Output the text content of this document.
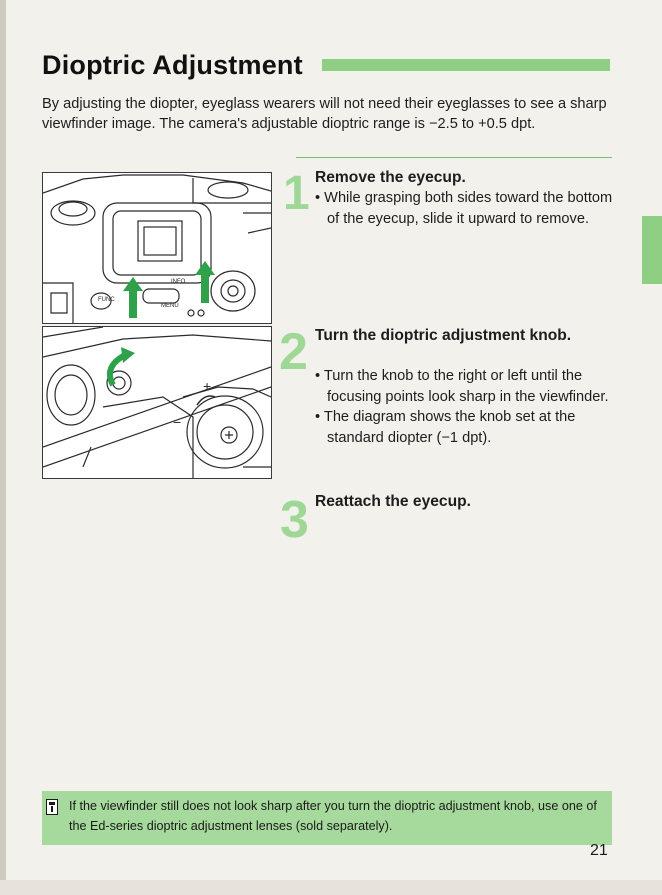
Dioptric Adjustment

By adjusting the diopter, eyeglass wearers will not need their eyeglasses to see a sharp viewfinder image. The camera's adjustable dioptric range is −2.5 to +0.5 dpt.

FUNC
INFO
MENU
+
−
1 Remove the eyecup.
• While grasping both sides toward the bottom of the eyecup, slide it upward to remove.
2 Turn the dioptric adjustment knob.
• Turn the knob to the right or left until the focusing points look sharp in the viewfinder.
• The diagram shows the knob set at the standard diopter (−1 dpt).
3 Reattach the eyecup.

If the viewfinder still does not look sharp after you turn the dioptric adjustment knob, use one of the Ed-series dioptric adjustment lenses (sold separately).

21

------------------------------------------------

YOUR OBJECTIVE = From the records given above, reproduce all text exactly and exclude each picture.

WRITTEN SOLUTION =
Output the text content of this document.
Dioptric Adjustment

By adjusting the diopter, eyeglass wearers will not need their eyeglasses to see a sharp viewfinder image. The camera's adjustable dioptric range is −2.5 to +0.5 dpt.

FUNC
INFO
MENU
+
−
1 Remove the eyecup.
• While grasping both sides toward the bottom of the eyecup, slide it upward to remove.
2 Turn the dioptric adjustment knob.
• Turn the knob to the right or left until the focusing points look sharp in the viewfinder.
• The diagram shows the knob set at the standard diopter (−1 dpt).
3 Reattach the eyecup.

If the viewfinder still does not look sharp after you turn the dioptric adjustment knob, use one of the Ed-series dioptric adjustment lenses (sold separately).

21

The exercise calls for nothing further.